[TASK INSTRUCTIONS]: Copy out each line of the listing that has the word "name" in it.

··· INPUT DATA ···

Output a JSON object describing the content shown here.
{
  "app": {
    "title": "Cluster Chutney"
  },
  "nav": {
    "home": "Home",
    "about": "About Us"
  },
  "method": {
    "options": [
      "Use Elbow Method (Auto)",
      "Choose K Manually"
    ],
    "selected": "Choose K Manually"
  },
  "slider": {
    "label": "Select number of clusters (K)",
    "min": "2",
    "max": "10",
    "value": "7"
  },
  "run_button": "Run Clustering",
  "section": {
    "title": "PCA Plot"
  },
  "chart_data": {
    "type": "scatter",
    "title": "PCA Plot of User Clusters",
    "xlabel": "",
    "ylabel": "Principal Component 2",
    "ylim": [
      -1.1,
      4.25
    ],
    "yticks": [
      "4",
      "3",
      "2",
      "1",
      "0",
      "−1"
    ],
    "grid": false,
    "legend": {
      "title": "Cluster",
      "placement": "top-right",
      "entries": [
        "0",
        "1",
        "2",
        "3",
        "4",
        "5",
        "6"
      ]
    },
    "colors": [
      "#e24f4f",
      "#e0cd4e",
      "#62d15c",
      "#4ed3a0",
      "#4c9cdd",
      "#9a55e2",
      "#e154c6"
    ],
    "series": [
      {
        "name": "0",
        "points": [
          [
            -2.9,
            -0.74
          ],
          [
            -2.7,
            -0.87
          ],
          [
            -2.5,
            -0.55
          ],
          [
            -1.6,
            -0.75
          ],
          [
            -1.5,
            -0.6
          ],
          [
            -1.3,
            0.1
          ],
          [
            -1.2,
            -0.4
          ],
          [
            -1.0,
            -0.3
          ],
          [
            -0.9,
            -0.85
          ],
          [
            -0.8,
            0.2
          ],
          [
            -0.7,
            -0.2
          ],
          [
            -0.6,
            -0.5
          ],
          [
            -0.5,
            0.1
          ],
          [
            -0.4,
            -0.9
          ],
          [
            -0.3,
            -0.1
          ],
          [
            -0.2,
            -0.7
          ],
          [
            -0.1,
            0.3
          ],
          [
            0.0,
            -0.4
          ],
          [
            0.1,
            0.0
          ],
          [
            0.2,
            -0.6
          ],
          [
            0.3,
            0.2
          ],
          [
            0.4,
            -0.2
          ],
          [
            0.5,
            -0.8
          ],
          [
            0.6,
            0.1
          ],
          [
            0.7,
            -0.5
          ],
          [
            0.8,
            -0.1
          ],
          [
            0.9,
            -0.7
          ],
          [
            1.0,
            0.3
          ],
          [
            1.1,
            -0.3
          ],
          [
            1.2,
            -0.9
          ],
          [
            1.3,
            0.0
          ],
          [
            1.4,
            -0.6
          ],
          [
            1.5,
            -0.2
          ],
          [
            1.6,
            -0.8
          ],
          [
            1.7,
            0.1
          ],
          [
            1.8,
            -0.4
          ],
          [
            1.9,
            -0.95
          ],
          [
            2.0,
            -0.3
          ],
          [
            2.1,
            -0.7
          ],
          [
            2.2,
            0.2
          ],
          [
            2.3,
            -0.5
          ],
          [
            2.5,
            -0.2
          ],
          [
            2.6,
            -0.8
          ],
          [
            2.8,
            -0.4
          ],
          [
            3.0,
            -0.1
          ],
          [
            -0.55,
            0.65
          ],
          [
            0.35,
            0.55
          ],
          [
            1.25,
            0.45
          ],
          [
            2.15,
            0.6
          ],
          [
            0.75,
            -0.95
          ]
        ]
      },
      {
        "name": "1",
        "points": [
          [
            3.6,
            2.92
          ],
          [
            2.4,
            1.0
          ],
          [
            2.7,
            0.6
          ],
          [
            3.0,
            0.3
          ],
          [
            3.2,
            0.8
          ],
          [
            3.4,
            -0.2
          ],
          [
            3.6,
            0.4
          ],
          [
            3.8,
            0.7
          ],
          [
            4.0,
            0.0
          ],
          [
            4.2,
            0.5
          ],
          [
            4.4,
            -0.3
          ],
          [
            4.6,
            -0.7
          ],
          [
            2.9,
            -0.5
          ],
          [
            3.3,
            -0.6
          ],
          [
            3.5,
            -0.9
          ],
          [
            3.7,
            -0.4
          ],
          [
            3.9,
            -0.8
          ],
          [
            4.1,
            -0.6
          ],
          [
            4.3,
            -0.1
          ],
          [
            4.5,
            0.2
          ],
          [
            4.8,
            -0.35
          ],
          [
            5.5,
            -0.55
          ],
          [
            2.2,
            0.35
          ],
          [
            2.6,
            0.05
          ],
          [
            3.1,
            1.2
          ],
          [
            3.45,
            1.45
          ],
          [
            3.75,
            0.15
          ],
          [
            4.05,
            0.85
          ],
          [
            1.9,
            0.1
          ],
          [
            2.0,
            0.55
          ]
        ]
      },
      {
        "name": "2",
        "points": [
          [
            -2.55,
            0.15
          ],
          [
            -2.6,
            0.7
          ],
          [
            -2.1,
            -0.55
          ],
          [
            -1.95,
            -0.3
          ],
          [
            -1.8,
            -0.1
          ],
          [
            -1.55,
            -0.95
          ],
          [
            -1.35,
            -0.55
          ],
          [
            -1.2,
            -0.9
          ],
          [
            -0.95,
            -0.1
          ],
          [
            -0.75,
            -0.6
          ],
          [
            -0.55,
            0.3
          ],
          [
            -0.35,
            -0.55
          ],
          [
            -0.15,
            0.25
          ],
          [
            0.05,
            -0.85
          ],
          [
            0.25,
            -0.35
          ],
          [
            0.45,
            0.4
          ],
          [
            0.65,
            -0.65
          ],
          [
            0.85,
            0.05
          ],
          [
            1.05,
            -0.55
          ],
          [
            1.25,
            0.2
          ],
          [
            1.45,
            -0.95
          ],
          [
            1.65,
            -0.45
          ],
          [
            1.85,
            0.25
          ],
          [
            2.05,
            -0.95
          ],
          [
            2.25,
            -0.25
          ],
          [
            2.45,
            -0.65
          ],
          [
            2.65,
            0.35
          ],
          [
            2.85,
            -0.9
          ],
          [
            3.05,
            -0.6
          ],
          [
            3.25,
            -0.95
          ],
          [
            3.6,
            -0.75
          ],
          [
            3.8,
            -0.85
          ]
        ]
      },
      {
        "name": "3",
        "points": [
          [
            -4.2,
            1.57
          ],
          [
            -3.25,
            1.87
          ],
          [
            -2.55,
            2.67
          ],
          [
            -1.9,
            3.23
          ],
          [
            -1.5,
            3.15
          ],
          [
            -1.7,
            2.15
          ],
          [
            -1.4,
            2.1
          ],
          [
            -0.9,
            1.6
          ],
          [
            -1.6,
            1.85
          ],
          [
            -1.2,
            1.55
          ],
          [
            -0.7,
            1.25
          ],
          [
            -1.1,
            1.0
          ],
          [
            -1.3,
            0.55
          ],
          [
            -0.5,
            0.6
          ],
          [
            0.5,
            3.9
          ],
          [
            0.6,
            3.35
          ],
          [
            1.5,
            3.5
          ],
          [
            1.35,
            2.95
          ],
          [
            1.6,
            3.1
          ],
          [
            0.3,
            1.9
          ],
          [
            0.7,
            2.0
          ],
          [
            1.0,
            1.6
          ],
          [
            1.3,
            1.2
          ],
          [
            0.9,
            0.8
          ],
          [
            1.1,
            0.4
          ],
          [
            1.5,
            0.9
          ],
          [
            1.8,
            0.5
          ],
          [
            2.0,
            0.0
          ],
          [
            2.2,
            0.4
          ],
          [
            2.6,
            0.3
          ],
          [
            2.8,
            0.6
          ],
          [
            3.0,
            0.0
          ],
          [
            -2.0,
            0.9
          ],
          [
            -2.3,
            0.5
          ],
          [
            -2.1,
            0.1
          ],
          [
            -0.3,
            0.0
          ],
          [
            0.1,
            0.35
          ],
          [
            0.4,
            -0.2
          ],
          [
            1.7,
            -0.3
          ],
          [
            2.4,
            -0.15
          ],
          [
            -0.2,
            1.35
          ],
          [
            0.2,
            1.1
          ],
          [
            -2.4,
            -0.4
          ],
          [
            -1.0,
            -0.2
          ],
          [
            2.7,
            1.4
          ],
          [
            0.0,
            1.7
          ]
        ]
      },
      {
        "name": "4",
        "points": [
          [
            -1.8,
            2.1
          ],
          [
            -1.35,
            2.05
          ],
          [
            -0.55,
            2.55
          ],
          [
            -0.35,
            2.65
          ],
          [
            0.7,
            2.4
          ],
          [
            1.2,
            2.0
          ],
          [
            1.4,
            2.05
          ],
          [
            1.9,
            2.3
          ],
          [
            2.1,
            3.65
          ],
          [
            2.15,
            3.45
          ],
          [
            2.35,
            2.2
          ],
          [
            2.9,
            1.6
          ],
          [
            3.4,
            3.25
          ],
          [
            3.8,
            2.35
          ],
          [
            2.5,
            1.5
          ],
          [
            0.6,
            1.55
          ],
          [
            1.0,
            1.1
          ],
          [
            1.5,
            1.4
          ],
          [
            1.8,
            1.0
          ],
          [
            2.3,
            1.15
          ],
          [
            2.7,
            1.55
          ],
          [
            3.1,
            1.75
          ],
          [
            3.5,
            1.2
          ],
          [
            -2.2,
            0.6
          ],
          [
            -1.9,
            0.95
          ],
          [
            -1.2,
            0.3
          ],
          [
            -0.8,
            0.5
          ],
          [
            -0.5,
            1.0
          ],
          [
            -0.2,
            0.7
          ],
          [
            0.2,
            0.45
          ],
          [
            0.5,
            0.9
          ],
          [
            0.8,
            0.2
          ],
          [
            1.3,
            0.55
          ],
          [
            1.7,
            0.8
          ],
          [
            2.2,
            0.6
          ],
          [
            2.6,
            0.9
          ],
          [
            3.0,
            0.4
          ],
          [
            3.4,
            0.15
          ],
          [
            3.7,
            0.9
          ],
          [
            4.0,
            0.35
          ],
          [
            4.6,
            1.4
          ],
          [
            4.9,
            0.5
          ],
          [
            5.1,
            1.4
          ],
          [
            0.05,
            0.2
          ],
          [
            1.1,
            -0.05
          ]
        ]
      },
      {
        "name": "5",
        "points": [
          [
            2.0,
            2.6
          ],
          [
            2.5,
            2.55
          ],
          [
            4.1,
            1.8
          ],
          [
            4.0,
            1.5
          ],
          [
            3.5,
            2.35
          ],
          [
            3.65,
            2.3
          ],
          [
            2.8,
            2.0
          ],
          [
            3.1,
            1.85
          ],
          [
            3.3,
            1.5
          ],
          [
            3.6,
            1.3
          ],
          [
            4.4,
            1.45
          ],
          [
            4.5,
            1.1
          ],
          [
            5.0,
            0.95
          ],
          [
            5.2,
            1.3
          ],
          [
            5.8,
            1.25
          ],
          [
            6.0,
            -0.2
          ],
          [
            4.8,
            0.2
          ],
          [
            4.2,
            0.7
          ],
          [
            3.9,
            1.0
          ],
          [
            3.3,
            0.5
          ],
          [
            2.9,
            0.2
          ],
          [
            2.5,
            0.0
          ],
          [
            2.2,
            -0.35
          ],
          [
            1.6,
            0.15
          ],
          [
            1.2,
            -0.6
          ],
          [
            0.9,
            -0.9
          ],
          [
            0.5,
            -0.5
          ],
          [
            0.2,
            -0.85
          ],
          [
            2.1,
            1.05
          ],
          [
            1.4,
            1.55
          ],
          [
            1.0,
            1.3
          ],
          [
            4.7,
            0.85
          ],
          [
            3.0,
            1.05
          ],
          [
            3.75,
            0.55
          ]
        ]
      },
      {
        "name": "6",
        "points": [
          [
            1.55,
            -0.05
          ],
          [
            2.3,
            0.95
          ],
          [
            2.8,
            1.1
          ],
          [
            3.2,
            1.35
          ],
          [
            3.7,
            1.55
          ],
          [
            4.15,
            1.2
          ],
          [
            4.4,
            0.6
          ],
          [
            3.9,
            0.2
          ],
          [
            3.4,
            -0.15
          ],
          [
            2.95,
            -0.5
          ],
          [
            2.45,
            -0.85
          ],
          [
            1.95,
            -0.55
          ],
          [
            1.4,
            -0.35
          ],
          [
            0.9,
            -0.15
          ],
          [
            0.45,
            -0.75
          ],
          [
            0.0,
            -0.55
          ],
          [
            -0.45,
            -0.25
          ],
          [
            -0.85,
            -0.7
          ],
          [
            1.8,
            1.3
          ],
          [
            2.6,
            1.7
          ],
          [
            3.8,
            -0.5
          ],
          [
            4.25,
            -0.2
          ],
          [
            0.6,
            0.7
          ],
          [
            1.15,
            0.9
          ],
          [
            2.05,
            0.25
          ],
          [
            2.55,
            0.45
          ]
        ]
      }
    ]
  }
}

···

[FULL ANSWER]:
        "name": "0",
        "name": "1",
        "name": "2",
        "name": "3",
        "name": "4",
        "name": "5",
        "name": "6",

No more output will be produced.